## [Stated goal]
Work through the entries below and report how many lines include "SICP". The number alone is the answer.
┌────────
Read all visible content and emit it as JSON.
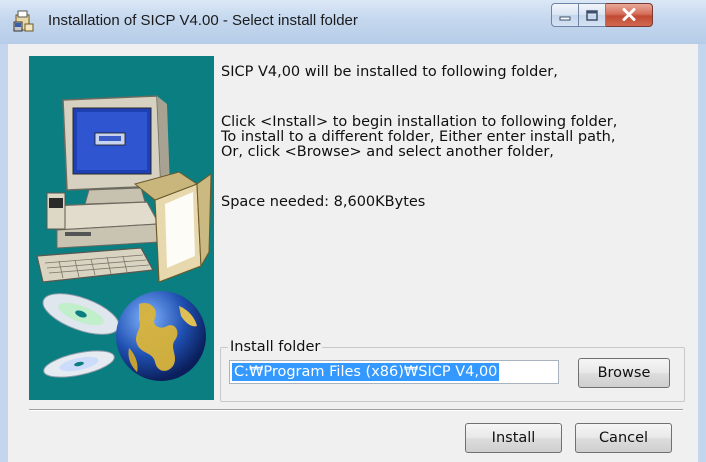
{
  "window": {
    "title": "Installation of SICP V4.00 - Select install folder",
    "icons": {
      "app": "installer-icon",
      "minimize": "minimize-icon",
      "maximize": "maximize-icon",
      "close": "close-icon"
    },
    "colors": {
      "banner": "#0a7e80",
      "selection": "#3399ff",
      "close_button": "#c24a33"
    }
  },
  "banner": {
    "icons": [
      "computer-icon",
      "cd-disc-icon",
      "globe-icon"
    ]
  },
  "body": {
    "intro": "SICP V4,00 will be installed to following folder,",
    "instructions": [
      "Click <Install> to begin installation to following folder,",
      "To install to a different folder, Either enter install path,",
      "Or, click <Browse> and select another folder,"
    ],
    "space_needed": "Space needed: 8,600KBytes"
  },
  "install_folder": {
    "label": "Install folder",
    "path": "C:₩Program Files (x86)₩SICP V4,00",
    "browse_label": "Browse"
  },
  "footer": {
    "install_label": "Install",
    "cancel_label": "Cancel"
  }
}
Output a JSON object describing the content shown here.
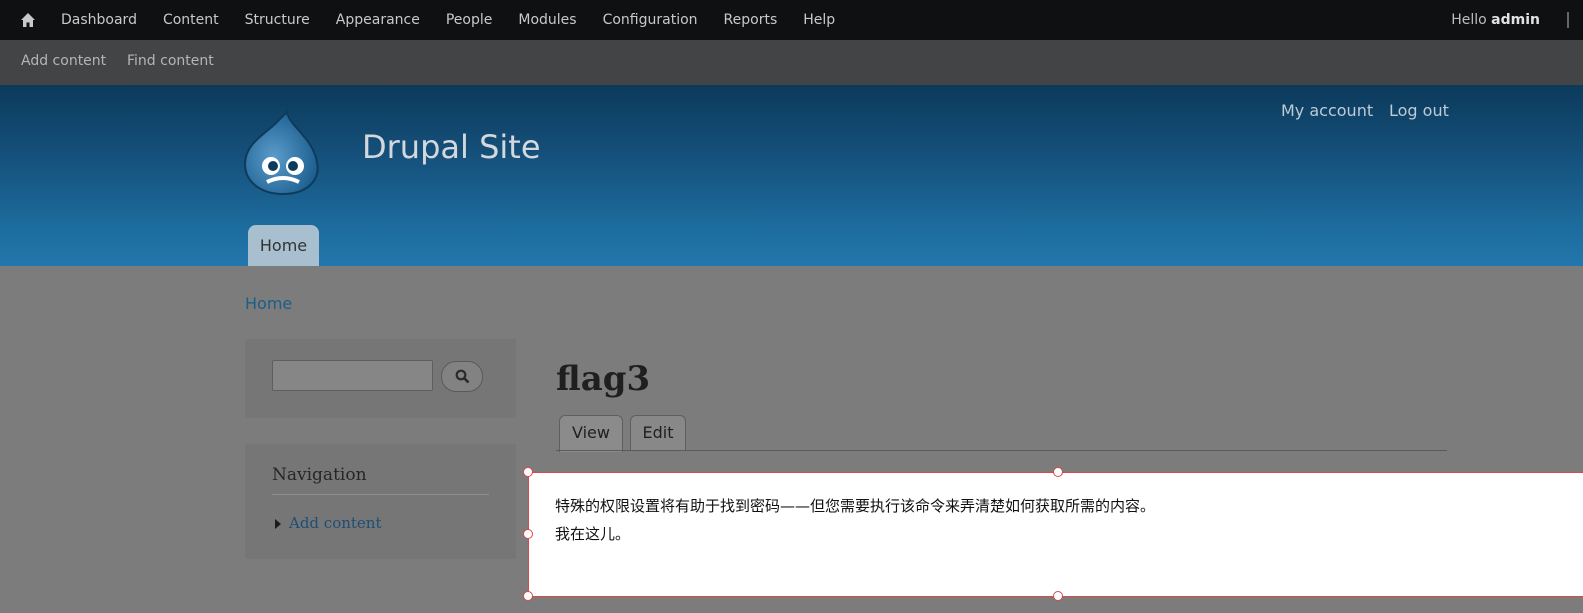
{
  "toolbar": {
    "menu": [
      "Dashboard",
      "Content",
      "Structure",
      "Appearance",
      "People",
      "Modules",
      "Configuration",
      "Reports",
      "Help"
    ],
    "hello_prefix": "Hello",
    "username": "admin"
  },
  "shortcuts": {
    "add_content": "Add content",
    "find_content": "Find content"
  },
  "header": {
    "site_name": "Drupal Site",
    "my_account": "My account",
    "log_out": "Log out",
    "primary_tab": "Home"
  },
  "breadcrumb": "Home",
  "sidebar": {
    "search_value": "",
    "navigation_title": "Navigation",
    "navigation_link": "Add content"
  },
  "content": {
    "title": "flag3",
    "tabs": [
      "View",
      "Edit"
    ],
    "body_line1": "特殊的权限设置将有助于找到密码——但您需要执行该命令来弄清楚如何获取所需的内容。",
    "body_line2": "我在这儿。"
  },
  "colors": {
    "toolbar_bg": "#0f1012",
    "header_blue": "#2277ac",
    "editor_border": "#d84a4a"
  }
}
└────────
## [Finished task]
3